◆ **EXERCISE DIRECTIONS**: Restate the whole of the material. Keep every word, and drop the pictures.

◆ **DATA TO PROCESS**:
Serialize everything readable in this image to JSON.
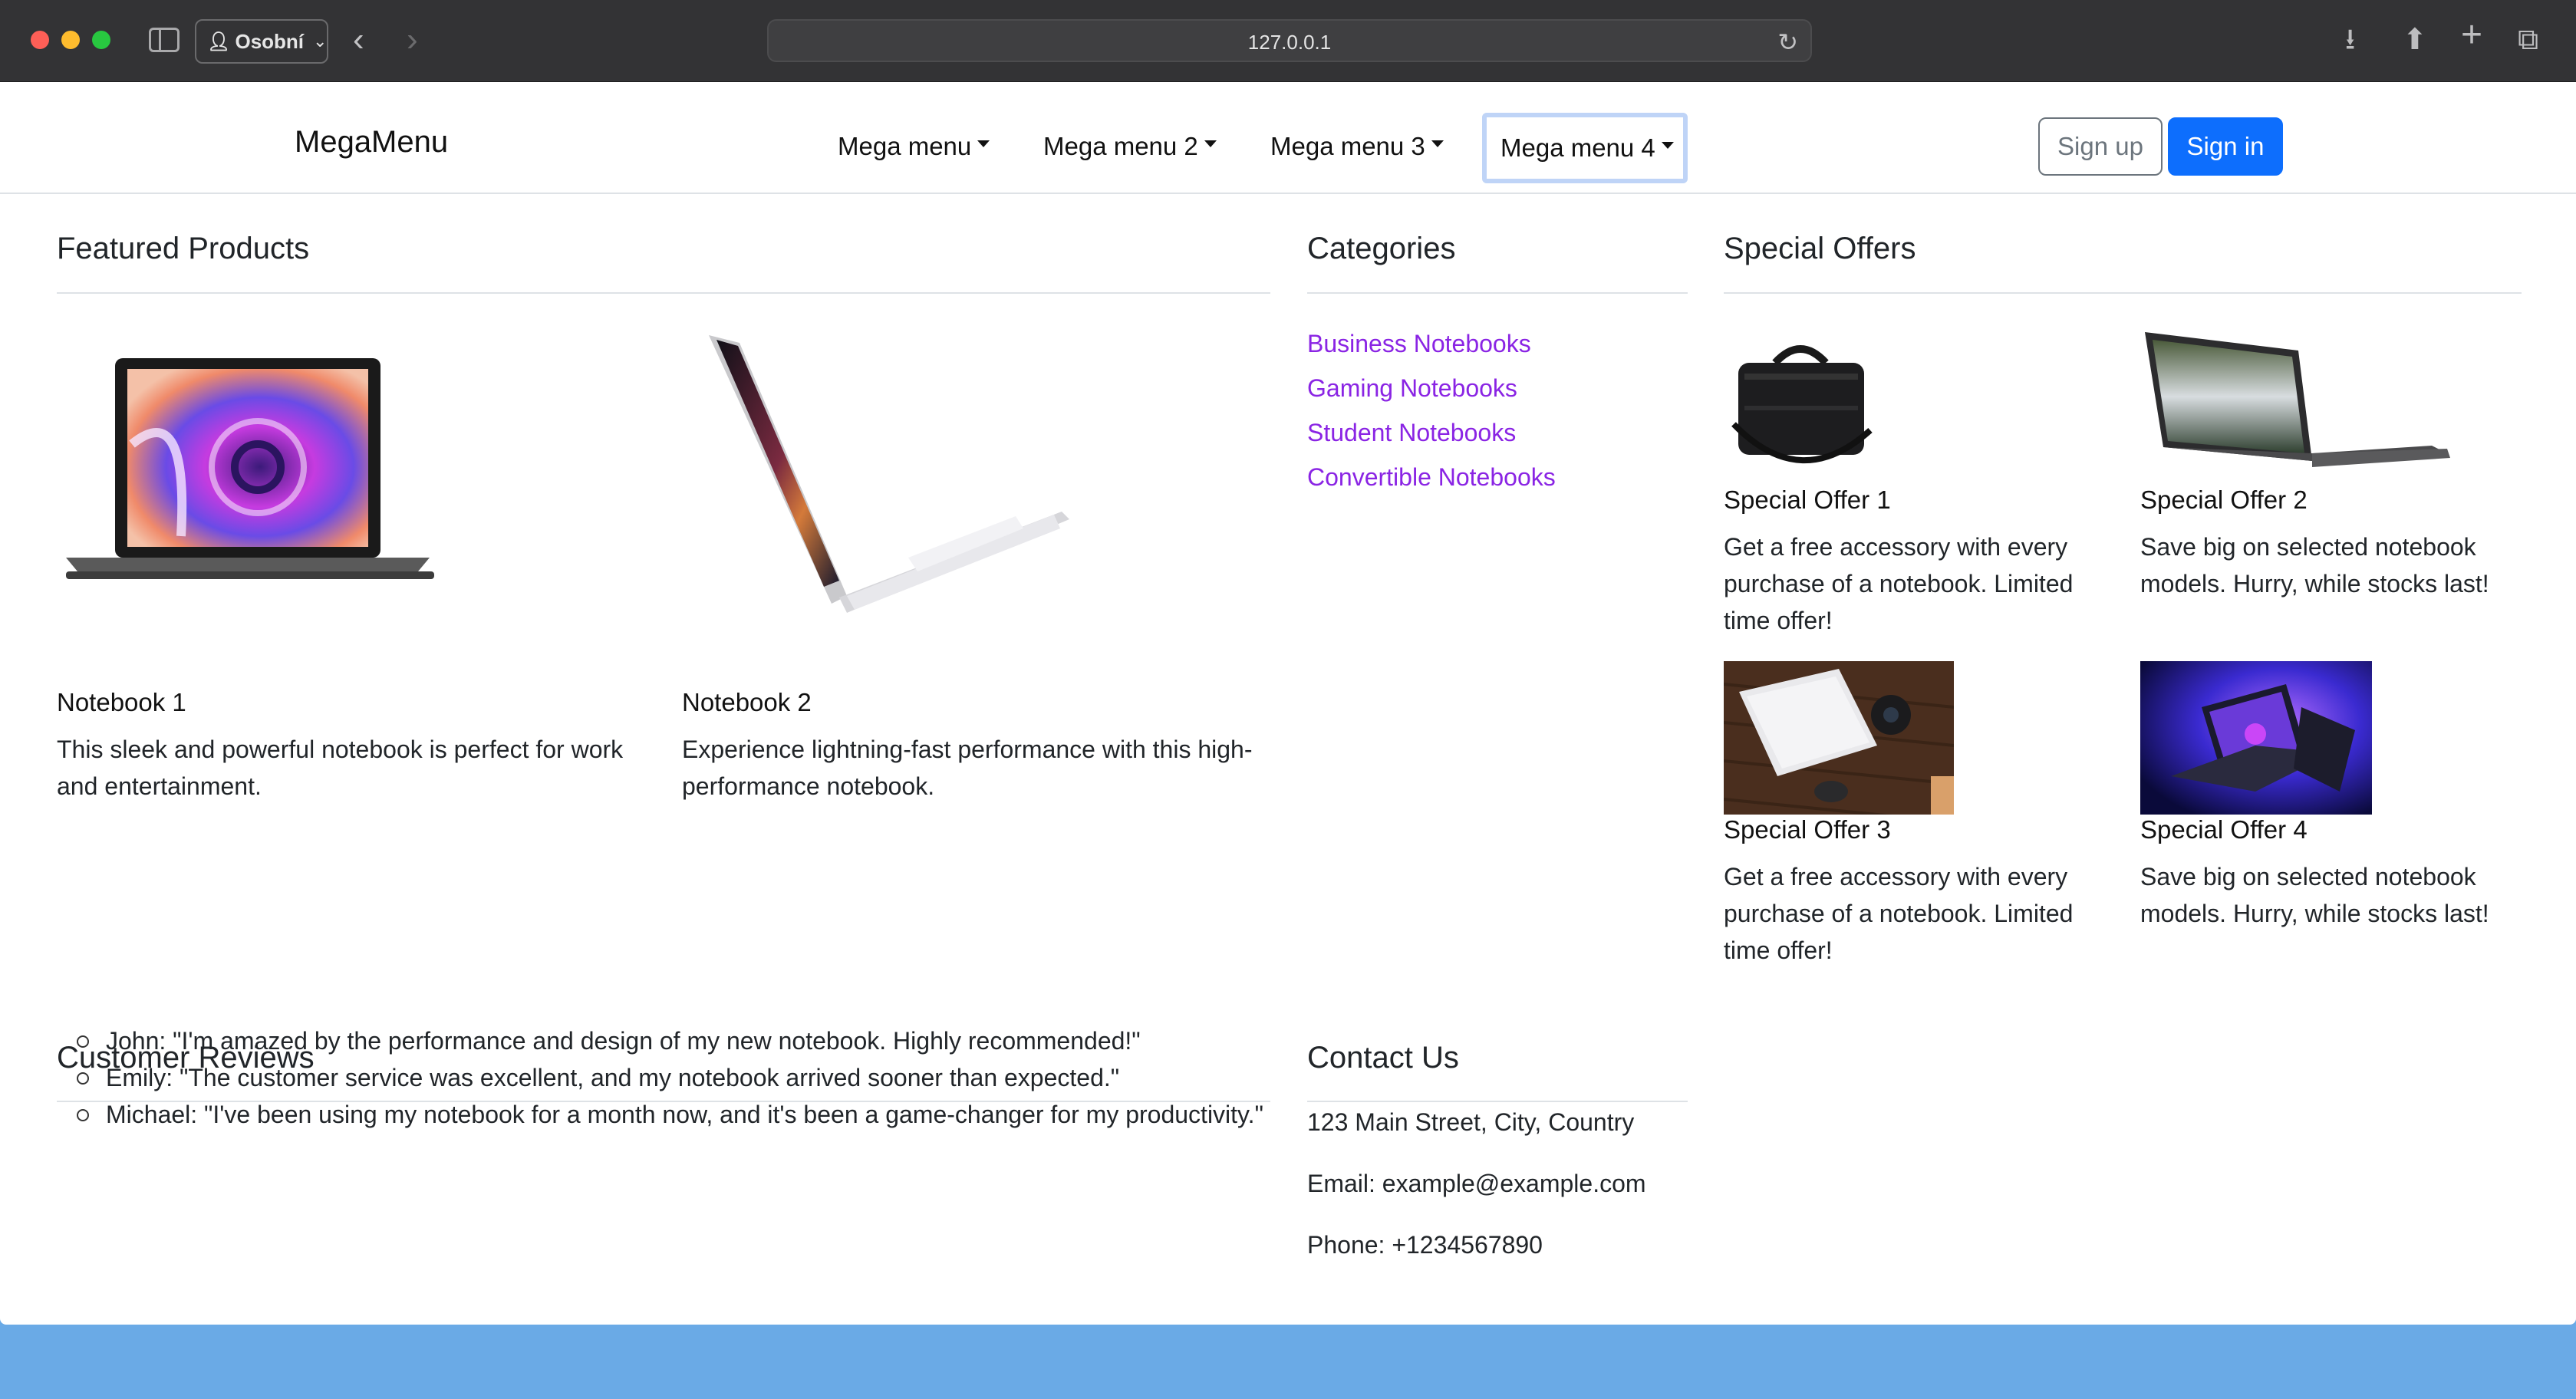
{
  "browser": {
    "profile_label": "Osobní",
    "url": "127.0.0.1"
  },
  "navbar": {
    "brand": "MegaMenu",
    "menus": [
      "Mega menu",
      "Mega menu 2",
      "Mega menu 3",
      "Mega menu 4"
    ],
    "signup": "Sign up",
    "signin": "Sign in"
  },
  "featured": {
    "title": "Featured Products",
    "items": [
      {
        "name": "Notebook 1",
        "text": "This sleek and powerful notebook is perfect for work and entertainment."
      },
      {
        "name": "Notebook 2",
        "text": "Experience lightning-fast performance with this high-performance notebook."
      }
    ]
  },
  "categories": {
    "title": "Categories",
    "links": [
      "Business Notebooks",
      "Gaming Notebooks",
      "Student Notebooks",
      "Convertible Notebooks"
    ]
  },
  "offers": {
    "title": "Special Offers",
    "items": [
      {
        "name": "Special Offer 1",
        "text": "Get a free accessory with every purchase of a notebook. Limited time offer!"
      },
      {
        "name": "Special Offer 2",
        "text": "Save big on selected notebook models. Hurry, while stocks last!"
      },
      {
        "name": "Special Offer 3",
        "text": "Get a free accessory with every purchase of a notebook. Limited time offer!"
      },
      {
        "name": "Special Offer 4",
        "text": "Save big on selected notebook models. Hurry, while stocks last!"
      }
    ]
  },
  "reviews": {
    "title": "Customer Reviews",
    "items": [
      "John: \"I'm amazed by the performance and design of my new notebook. Highly recommended!\"",
      "Emily: \"The customer service was excellent, and my notebook arrived sooner than expected.\"",
      "Michael: \"I've been using my notebook for a month now, and it's been a game-changer for my productivity.\""
    ]
  },
  "contact": {
    "title": "Contact Us",
    "address": "123 Main Street, City, Country",
    "email": "Email: example@example.com",
    "phone": "Phone: +1234567890"
  },
  "icons": {
    "profile": "person-icon",
    "back": "chevron-left-icon",
    "forward": "chevron-right-icon",
    "reload": "reload-icon",
    "download": "download-icon",
    "share": "share-icon",
    "new_tab": "plus-icon",
    "tabs": "tabs-overview-icon"
  }
}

◆ **WRITTEN SOLUTION**:
Serialize everything readable in this image to JSON.
{
  "browser": {
    "profile_label": "Osobní",
    "url": "127.0.0.1"
  },
  "navbar": {
    "brand": "MegaMenu",
    "menus": [
      "Mega menu",
      "Mega menu 2",
      "Mega menu 3",
      "Mega menu 4"
    ],
    "signup": "Sign up",
    "signin": "Sign in"
  },
  "featured": {
    "title": "Featured Products",
    "items": [
      {
        "name": "Notebook 1",
        "text": "This sleek and powerful notebook is perfect for work and entertainment."
      },
      {
        "name": "Notebook 2",
        "text": "Experience lightning-fast performance with this high-performance notebook."
      }
    ]
  },
  "categories": {
    "title": "Categories",
    "links": [
      "Business Notebooks",
      "Gaming Notebooks",
      "Student Notebooks",
      "Convertible Notebooks"
    ]
  },
  "offers": {
    "title": "Special Offers",
    "items": [
      {
        "name": "Special Offer 1",
        "text": "Get a free accessory with every purchase of a notebook. Limited time offer!"
      },
      {
        "name": "Special Offer 2",
        "text": "Save big on selected notebook models. Hurry, while stocks last!"
      },
      {
        "name": "Special Offer 3",
        "text": "Get a free accessory with every purchase of a notebook. Limited time offer!"
      },
      {
        "name": "Special Offer 4",
        "text": "Save big on selected notebook models. Hurry, while stocks last!"
      }
    ]
  },
  "reviews": {
    "title": "Customer Reviews",
    "items": [
      "John: \"I'm amazed by the performance and design of my new notebook. Highly recommended!\"",
      "Emily: \"The customer service was excellent, and my notebook arrived sooner than expected.\"",
      "Michael: \"I've been using my notebook for a month now, and it's been a game-changer for my productivity.\""
    ]
  },
  "contact": {
    "title": "Contact Us",
    "address": "123 Main Street, City, Country",
    "email": "Email: example@example.com",
    "phone": "Phone: +1234567890"
  },
  "icons": {
    "profile": "person-icon",
    "back": "chevron-left-icon",
    "forward": "chevron-right-icon",
    "reload": "reload-icon",
    "download": "download-icon",
    "share": "share-icon",
    "new_tab": "plus-icon",
    "tabs": "tabs-overview-icon"
  }
}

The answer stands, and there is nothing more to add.